Dataset items
-- BEGIN --
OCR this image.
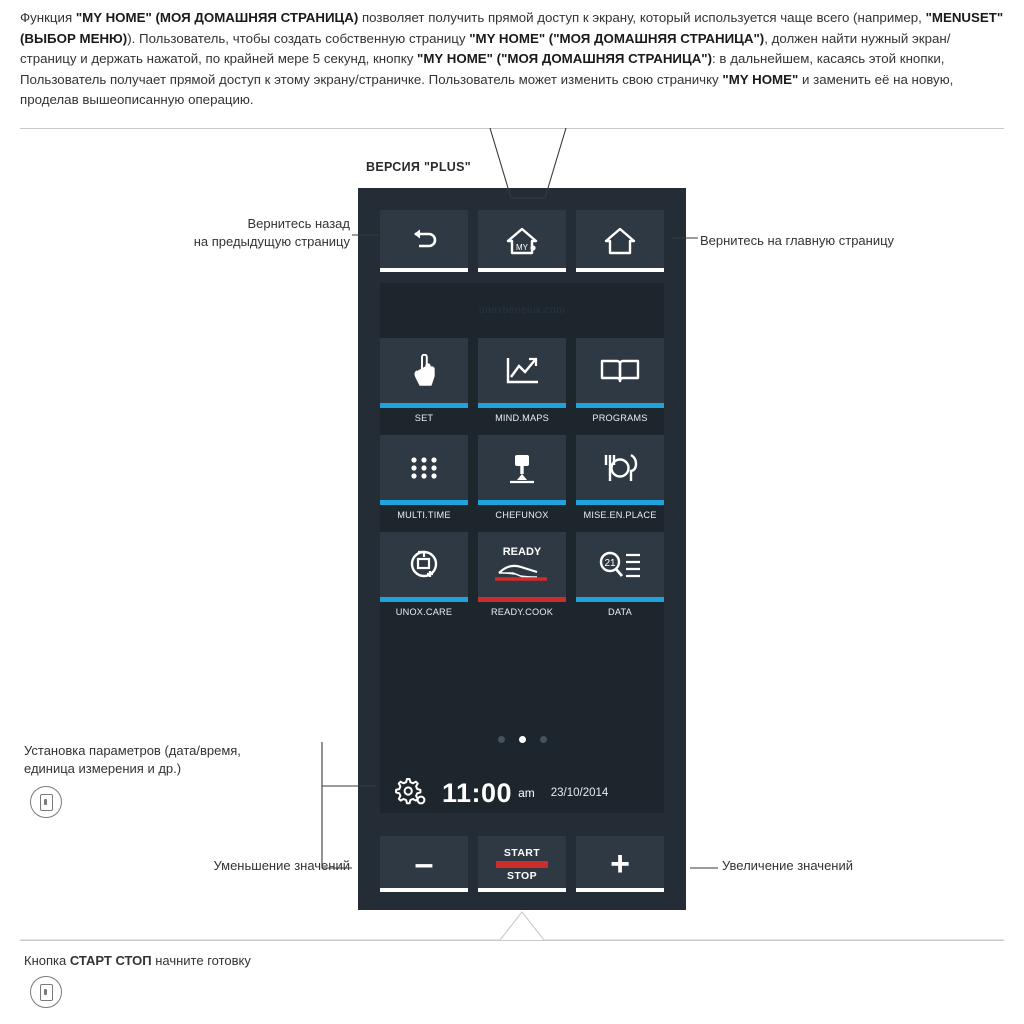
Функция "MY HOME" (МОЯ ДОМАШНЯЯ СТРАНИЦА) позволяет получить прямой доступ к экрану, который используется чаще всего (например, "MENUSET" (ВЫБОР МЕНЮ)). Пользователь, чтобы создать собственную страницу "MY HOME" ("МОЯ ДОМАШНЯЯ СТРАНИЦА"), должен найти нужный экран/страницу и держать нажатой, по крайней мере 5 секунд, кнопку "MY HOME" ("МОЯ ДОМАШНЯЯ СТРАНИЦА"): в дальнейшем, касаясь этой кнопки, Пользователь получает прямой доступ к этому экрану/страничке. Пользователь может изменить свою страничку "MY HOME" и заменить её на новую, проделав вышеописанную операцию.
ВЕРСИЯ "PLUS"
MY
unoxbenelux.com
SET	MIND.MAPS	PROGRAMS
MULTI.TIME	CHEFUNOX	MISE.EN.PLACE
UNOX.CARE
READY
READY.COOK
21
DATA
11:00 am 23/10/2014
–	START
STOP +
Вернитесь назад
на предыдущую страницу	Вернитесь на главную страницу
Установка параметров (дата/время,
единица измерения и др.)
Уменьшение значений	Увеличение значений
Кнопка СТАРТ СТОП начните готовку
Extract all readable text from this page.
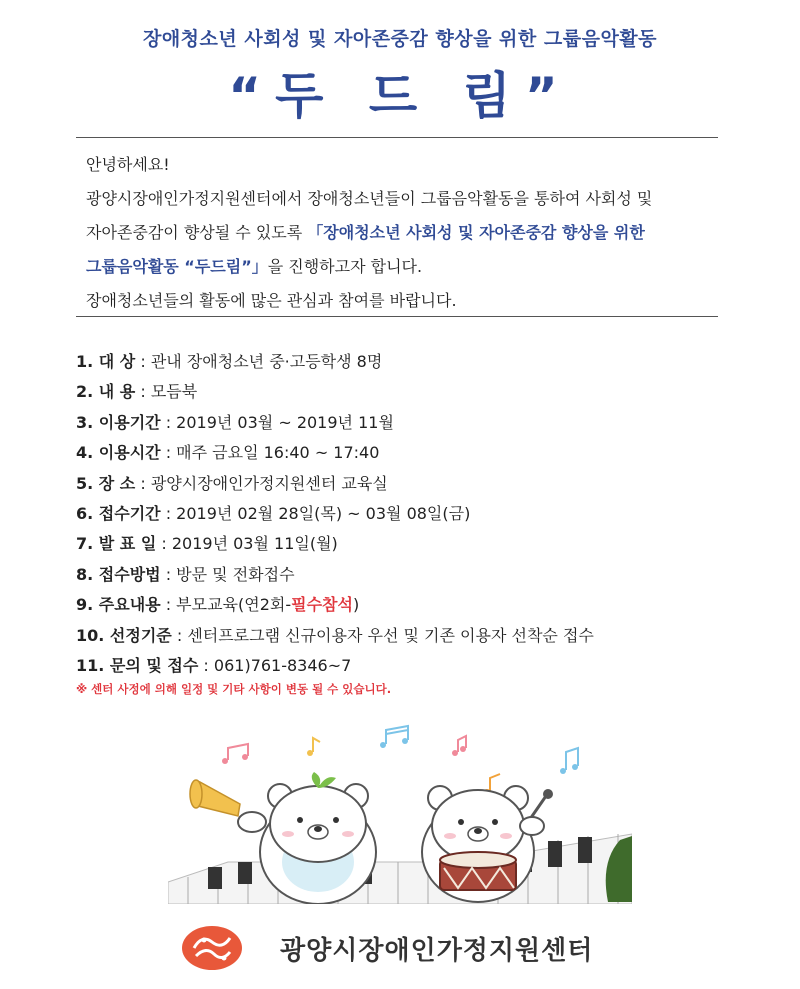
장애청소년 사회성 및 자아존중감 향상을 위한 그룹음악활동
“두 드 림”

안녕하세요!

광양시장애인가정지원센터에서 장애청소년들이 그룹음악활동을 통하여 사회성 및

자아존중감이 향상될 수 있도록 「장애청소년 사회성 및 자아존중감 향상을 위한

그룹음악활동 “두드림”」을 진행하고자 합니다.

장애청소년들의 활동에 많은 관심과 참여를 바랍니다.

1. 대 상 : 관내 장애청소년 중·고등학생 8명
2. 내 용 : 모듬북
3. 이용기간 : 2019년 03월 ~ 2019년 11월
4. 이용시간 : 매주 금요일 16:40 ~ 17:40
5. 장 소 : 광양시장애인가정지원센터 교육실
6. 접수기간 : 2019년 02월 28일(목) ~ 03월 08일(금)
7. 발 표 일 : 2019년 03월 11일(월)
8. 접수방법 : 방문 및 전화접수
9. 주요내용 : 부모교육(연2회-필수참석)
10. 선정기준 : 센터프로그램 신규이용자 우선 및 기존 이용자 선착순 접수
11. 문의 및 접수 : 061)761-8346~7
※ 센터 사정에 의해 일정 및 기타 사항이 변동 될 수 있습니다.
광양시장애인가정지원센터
-- END --
# [Problem details]
From the listing, copy each line containing the word "this".

# [Completed exercise]
OCR this image.
Extract all readable text from this page.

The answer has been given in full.